● **The request**:
Go through the entries one line at a time, and gather every line that has the word "name".

* BEGIN Rows *

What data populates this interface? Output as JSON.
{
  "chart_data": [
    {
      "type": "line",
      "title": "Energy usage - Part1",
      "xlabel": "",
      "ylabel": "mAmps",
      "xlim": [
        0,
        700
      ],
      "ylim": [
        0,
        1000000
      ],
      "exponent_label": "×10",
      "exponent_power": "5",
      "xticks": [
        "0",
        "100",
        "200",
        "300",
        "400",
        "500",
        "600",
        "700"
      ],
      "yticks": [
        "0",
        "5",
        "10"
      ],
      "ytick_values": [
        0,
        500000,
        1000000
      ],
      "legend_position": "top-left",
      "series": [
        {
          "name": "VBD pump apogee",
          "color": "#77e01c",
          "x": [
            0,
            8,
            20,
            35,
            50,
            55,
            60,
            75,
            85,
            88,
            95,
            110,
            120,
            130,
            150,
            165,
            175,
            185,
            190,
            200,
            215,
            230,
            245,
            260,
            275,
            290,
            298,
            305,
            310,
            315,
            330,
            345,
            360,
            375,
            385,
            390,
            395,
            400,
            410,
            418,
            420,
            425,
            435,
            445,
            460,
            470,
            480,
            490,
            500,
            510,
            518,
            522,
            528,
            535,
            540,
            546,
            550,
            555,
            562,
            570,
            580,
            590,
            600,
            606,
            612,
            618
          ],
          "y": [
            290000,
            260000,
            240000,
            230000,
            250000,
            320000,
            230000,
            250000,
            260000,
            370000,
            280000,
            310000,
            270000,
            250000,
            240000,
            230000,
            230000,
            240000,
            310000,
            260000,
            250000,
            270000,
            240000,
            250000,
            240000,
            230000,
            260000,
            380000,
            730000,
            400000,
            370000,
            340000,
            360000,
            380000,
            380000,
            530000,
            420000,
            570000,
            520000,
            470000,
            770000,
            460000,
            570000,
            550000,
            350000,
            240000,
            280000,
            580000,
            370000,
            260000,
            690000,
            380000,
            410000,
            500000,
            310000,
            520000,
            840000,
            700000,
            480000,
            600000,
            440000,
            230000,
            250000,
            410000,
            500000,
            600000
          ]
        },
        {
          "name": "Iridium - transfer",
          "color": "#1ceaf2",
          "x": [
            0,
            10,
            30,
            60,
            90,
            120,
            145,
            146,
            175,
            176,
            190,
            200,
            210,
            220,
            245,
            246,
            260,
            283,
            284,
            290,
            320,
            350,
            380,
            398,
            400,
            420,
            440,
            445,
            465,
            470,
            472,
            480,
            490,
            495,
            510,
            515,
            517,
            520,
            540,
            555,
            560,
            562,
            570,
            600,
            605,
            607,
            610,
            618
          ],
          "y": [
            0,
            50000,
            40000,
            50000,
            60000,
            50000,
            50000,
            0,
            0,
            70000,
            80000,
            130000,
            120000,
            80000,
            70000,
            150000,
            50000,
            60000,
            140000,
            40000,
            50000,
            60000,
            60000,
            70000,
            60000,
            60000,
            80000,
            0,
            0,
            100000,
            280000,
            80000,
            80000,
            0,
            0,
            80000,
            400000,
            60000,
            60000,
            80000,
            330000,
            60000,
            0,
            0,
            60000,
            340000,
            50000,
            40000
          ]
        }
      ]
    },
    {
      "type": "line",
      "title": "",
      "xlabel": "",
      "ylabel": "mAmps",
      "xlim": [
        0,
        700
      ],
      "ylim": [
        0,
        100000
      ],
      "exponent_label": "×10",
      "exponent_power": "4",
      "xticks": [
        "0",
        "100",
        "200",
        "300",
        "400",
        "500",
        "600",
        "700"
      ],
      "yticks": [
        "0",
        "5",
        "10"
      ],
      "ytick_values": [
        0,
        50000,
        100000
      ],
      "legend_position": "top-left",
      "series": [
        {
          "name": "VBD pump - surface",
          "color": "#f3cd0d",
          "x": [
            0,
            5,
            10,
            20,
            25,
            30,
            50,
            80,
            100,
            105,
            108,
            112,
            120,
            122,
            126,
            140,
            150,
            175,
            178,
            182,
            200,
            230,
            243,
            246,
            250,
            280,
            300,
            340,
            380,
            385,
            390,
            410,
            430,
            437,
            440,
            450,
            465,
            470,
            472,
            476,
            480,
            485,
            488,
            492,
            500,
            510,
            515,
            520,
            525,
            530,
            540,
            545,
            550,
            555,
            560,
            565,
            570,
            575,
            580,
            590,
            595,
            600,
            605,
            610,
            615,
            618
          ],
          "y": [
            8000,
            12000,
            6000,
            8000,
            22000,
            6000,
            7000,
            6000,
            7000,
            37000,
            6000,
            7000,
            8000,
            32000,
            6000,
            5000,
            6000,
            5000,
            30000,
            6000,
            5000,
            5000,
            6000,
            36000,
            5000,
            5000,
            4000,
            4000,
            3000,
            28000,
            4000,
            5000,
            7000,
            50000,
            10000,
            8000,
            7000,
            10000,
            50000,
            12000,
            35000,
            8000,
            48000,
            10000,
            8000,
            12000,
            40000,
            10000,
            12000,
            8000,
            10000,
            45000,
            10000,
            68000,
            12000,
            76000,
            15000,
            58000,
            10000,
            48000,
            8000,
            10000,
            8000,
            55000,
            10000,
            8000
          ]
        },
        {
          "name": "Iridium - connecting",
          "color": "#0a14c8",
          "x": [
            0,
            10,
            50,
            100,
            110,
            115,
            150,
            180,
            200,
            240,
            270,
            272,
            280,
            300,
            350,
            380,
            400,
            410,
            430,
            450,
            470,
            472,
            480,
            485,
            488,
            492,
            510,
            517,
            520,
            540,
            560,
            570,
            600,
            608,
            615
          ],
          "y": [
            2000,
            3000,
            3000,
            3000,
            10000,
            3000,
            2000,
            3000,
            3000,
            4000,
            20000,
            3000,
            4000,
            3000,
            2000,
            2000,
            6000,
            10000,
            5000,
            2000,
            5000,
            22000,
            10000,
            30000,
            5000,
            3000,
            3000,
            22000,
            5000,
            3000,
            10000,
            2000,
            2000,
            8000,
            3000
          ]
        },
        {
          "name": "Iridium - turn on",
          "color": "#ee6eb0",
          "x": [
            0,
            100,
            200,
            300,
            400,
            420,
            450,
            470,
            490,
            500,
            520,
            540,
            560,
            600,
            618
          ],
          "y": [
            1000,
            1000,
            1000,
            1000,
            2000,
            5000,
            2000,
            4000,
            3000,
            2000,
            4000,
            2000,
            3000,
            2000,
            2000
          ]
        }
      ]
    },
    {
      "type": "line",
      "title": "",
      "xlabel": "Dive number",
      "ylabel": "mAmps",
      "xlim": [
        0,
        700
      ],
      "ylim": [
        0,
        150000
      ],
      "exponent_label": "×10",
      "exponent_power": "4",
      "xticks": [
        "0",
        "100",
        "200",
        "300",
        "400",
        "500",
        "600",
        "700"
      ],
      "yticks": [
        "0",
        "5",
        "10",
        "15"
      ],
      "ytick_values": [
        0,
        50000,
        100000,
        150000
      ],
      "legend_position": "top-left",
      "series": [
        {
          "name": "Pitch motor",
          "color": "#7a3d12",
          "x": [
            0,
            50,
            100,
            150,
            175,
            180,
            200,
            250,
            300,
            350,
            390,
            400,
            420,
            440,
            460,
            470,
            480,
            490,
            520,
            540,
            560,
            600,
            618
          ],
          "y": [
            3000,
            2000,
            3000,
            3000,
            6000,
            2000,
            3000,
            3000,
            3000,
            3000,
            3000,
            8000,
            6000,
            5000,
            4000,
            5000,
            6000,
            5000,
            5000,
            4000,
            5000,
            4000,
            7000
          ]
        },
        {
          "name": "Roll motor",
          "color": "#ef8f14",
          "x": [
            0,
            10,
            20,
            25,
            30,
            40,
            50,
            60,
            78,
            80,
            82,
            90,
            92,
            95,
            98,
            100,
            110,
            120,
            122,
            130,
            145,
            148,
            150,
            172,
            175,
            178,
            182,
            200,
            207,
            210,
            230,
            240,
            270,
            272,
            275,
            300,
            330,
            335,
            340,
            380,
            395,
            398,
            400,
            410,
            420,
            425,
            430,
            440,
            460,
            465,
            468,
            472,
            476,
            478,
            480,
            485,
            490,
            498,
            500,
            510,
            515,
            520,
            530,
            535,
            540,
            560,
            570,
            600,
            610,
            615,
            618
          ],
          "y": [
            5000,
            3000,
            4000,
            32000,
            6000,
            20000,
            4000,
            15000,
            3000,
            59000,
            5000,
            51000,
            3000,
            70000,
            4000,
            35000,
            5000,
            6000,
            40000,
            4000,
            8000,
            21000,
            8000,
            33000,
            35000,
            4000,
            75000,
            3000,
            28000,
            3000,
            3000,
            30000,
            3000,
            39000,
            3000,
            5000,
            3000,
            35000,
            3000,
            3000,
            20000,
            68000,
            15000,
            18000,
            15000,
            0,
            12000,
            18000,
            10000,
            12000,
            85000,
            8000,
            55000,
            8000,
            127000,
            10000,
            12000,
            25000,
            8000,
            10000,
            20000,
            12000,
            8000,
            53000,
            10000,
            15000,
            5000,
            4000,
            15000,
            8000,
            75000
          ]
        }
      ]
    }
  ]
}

* END Rows *

● **Answer to this problem**:
          "name": "VBD pump apogee",
          "name": "Iridium - transfer",
          "name": "VBD pump - surface",
          "name": "Iridium - connecting",
          "name": "Iridium - turn on",
          "name": "Pitch motor",
          "name": "Roll motor",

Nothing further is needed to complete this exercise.